* Start *
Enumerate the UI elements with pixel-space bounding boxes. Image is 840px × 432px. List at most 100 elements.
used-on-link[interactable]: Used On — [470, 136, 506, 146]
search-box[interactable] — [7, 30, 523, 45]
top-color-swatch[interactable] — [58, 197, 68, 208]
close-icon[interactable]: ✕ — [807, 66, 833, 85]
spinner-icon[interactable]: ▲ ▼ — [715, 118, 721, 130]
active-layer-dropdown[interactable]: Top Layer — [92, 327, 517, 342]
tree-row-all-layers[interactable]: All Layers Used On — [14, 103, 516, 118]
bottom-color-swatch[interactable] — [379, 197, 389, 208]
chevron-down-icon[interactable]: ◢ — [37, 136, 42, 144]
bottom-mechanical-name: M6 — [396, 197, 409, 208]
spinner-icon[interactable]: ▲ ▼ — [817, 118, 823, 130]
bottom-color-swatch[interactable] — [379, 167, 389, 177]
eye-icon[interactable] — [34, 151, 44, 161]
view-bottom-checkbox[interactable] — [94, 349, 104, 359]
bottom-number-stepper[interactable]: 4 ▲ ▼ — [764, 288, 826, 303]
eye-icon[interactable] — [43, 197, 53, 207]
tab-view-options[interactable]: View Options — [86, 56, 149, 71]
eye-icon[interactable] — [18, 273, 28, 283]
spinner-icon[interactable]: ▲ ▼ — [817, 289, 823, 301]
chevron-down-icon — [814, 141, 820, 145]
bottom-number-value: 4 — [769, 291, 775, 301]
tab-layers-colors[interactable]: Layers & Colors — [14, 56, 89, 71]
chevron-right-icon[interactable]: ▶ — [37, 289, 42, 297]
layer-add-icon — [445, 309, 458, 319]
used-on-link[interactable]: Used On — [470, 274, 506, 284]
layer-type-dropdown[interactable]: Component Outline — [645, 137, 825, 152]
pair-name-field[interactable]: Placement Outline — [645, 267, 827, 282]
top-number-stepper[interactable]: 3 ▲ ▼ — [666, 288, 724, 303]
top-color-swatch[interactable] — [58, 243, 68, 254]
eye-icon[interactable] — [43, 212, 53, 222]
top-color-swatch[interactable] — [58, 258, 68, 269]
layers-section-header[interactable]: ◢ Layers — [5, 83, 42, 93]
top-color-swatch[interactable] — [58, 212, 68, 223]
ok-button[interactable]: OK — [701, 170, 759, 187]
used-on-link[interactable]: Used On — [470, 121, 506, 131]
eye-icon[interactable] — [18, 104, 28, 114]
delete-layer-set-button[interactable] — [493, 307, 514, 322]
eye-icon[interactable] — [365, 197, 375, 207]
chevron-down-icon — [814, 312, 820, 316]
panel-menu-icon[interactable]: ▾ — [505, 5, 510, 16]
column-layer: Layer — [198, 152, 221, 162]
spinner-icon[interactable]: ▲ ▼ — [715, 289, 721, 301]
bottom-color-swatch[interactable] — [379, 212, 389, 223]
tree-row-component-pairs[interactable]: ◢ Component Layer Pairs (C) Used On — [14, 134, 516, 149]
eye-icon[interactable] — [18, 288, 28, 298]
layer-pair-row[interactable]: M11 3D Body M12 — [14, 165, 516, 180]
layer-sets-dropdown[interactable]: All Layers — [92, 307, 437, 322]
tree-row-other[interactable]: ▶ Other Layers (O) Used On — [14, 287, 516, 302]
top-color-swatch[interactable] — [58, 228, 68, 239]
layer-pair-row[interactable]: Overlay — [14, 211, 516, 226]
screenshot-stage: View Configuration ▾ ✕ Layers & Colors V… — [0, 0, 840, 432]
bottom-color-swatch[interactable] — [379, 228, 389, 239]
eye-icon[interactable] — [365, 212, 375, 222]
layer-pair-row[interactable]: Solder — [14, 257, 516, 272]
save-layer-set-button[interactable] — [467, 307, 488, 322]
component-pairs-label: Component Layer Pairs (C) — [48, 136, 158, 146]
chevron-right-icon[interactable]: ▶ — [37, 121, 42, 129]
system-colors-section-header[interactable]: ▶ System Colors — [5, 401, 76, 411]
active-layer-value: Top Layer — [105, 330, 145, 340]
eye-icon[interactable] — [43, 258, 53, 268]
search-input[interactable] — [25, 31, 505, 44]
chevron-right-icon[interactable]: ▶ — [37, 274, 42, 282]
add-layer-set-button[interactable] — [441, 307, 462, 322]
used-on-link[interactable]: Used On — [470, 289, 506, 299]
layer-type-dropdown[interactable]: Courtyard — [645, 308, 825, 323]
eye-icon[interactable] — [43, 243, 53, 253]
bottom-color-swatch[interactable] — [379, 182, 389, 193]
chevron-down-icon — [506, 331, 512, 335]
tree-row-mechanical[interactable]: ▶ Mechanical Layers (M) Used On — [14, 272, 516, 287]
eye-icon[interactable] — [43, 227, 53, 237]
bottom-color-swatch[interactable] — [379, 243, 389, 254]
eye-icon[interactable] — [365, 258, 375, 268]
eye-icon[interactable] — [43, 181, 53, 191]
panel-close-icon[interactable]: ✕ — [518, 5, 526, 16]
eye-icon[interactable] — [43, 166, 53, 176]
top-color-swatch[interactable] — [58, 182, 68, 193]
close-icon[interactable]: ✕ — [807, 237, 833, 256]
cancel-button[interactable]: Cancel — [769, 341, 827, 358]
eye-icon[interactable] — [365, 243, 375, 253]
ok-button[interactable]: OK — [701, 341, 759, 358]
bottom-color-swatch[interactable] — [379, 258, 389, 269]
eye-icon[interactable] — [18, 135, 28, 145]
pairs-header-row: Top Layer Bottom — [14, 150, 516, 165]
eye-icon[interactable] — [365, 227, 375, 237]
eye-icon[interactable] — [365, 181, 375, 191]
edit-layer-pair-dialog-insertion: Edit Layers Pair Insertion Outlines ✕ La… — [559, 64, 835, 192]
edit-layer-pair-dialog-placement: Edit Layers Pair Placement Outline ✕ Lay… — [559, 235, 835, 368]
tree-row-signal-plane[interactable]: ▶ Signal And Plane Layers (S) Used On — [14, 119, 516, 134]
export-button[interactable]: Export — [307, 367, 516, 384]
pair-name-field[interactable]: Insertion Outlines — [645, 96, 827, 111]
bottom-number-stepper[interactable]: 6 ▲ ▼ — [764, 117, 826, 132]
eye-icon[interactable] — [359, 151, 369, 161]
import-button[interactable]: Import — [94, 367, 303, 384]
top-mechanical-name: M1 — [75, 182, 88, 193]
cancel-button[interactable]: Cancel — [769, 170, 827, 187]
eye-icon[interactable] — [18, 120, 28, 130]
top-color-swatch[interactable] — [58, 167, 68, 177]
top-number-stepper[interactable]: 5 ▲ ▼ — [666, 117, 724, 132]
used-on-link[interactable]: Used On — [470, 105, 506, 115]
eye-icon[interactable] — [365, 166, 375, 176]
* End *
### YOUR INSTRUCTIONS
Arrange every line of the items above as a numbered list, leaving out any blank lines.

### PROBLEM SOLUTION
1. Enumerate the UI elements with pixel-space bounding boxes. Image is 840px × 432px. List at most 100 elements.
2. used-on-link[interactable]: Used On — [470, 136, 506, 146]
3. search-box[interactable] — [7, 30, 523, 45]
4. top-color-swatch[interactable] — [58, 197, 68, 208]
5. close-icon[interactable]: ✕ — [807, 66, 833, 85]
6. spinner-icon[interactable]: ▲ ▼ — [715, 118, 721, 130]
7. active-layer-dropdown[interactable]: Top Layer — [92, 327, 517, 342]
8. tree-row-all-layers[interactable]: All Layers Used On — [14, 103, 516, 118]
9. bottom-color-swatch[interactable] — [379, 197, 389, 208]
10. chevron-down-icon[interactable]: ◢ — [37, 136, 42, 144]
11. bottom-mechanical-name: M6 — [396, 197, 409, 208]
12. spinner-icon[interactable]: ▲ ▼ — [817, 118, 823, 130]
13. bottom-color-swatch[interactable] — [379, 167, 389, 177]
14. eye-icon[interactable] — [34, 151, 44, 161]
15. view-bottom-checkbox[interactable] — [94, 349, 104, 359]
16. bottom-number-stepper[interactable]: 4 ▲ ▼ — [764, 288, 826, 303]
17. eye-icon[interactable] — [43, 197, 53, 207]
18. tab-view-options[interactable]: View Options — [86, 56, 149, 71]
19. eye-icon[interactable] — [18, 273, 28, 283]
20. spinner-icon[interactable]: ▲ ▼ — [817, 289, 823, 301]
21. chevron-down-icon — [814, 141, 820, 145]
22. bottom-number-value: 4 — [769, 291, 775, 301]
23. tab-layers-colors[interactable]: Layers & Colors — [14, 56, 89, 71]
24. chevron-right-icon[interactable]: ▶ — [37, 289, 42, 297]
25. layer-add-icon — [445, 309, 458, 319]
26. used-on-link[interactable]: Used On — [470, 274, 506, 284]
27. layer-type-dropdown[interactable]: Component Outline — [645, 137, 825, 152]
28. pair-name-field[interactable]: Placement Outline — [645, 267, 827, 282]
29. top-number-stepper[interactable]: 3 ▲ ▼ — [666, 288, 724, 303]
30. top-color-swatch[interactable] — [58, 243, 68, 254]
31. eye-icon[interactable] — [43, 212, 53, 222]
32. top-color-swatch[interactable] — [58, 258, 68, 269]
33. layers-section-header[interactable]: ◢ Layers — [5, 83, 42, 93]
34. top-color-swatch[interactable] — [58, 212, 68, 223]
35. ok-button[interactable]: OK — [701, 170, 759, 187]
36. used-on-link[interactable]: Used On — [470, 121, 506, 131]
37. eye-icon[interactable] — [18, 104, 28, 114]
38. delete-layer-set-button[interactable] — [493, 307, 514, 322]
39. eye-icon[interactable] — [365, 197, 375, 207]
40. chevron-down-icon — [814, 312, 820, 316]
41. panel-menu-icon[interactable]: ▾ — [505, 5, 510, 16]
42. column-layer: Layer — [198, 152, 221, 162]
43. spinner-icon[interactable]: ▲ ▼ — [715, 289, 721, 301]
44. bottom-color-swatch[interactable] — [379, 212, 389, 223]
45. tree-row-component-pairs[interactable]: ◢ Component Layer Pairs (C) Used On — [14, 134, 516, 149]
46. eye-icon[interactable] — [18, 288, 28, 298]
47. layer-pair-row[interactable]: M11 3D Body M12 — [14, 165, 516, 180]
48. layer-sets-dropdown[interactable]: All Layers — [92, 307, 437, 322]
49. tree-row-other[interactable]: ▶ Other Layers (O) Used On — [14, 287, 516, 302]
50. top-color-swatch[interactable] — [58, 228, 68, 239]
51. layer-pair-row[interactable]: Overlay — [14, 211, 516, 226]
52. screenshot-stage: View Configuration ▾ ✕ Layers & Colors V… — [0, 0, 840, 432]
53. bottom-color-swatch[interactable] — [379, 228, 389, 239]
54. eye-icon[interactable] — [365, 212, 375, 222]
55. layer-pair-row[interactable]: Solder — [14, 257, 516, 272]
56. save-layer-set-button[interactable] — [467, 307, 488, 322]
57. component-pairs-label: Component Layer Pairs (C) — [48, 136, 158, 146]
58. chevron-right-icon[interactable]: ▶ — [37, 121, 42, 129]
59. system-colors-section-header[interactable]: ▶ System Colors — [5, 401, 76, 411]
60. active-layer-value: Top Layer — [105, 330, 145, 340]
61. eye-icon[interactable] — [43, 258, 53, 268]
62. search-input[interactable] — [25, 31, 505, 44]
63. chevron-right-icon[interactable]: ▶ — [37, 274, 42, 282]
64. add-layer-set-button[interactable] — [441, 307, 462, 322]
65. used-on-link[interactable]: Used On — [470, 289, 506, 299]
66. layer-type-dropdown[interactable]: Courtyard — [645, 308, 825, 323]
67. eye-icon[interactable] — [43, 243, 53, 253]
68. bottom-color-swatch[interactable] — [379, 182, 389, 193]
69. chevron-down-icon — [506, 331, 512, 335]
70. tree-row-mechanical[interactable]: ▶ Mechanical Layers (M) Used On — [14, 272, 516, 287]
71. eye-icon[interactable] — [43, 227, 53, 237]
72. bottom-color-swatch[interactable] — [379, 243, 389, 254]
73. eye-icon[interactable] — [365, 258, 375, 268]
74. eye-icon[interactable] — [43, 181, 53, 191]
75. panel-close-icon[interactable]: ✕ — [518, 5, 526, 16]
76. eye-icon[interactable] — [43, 166, 53, 176]
77. top-color-swatch[interactable] — [58, 182, 68, 193]
78. close-icon[interactable]: ✕ — [807, 237, 833, 256]
79. cancel-button[interactable]: Cancel — [769, 341, 827, 358]
80. eye-icon[interactable] — [365, 243, 375, 253]
81. ok-button[interactable]: OK — [701, 341, 759, 358]
82. bottom-color-swatch[interactable] — [379, 258, 389, 269]
83. eye-icon[interactable] — [18, 135, 28, 145]
84. pairs-header-row: Top Layer Bottom — [14, 150, 516, 165]
85. eye-icon[interactable] — [365, 227, 375, 237]
86. eye-icon[interactable] — [365, 181, 375, 191]
87. edit-layer-pair-dialog-insertion: Edit Layers Pair Insertion Outlines ✕ La… — [559, 64, 835, 192]
88. edit-layer-pair-dialog-placement: Edit Layers Pair Placement Outline ✕ Lay… — [559, 235, 835, 368]
89. tree-row-signal-plane[interactable]: ▶ Signal And Plane Layers (S) Used On — [14, 119, 516, 134]
90. export-button[interactable]: Export — [307, 367, 516, 384]
91. pair-name-field[interactable]: Insertion Outlines — [645, 96, 827, 111]
92. bottom-number-stepper[interactable]: 6 ▲ ▼ — [764, 117, 826, 132]
93. eye-icon[interactable] — [359, 151, 369, 161]
94. import-button[interactable]: Import — [94, 367, 303, 384]
95. top-mechanical-name: M1 — [75, 182, 88, 193]
96. cancel-button[interactable]: Cancel — [769, 170, 827, 187]
97. eye-icon[interactable] — [18, 120, 28, 130]
98. top-color-swatch[interactable] — [58, 167, 68, 177]
99. top-number-stepper[interactable]: 5 ▲ ▼ — [666, 117, 724, 132]
100. used-on-link[interactable]: Used On — [470, 105, 506, 115]
101. eye-icon[interactable] — [365, 166, 375, 176]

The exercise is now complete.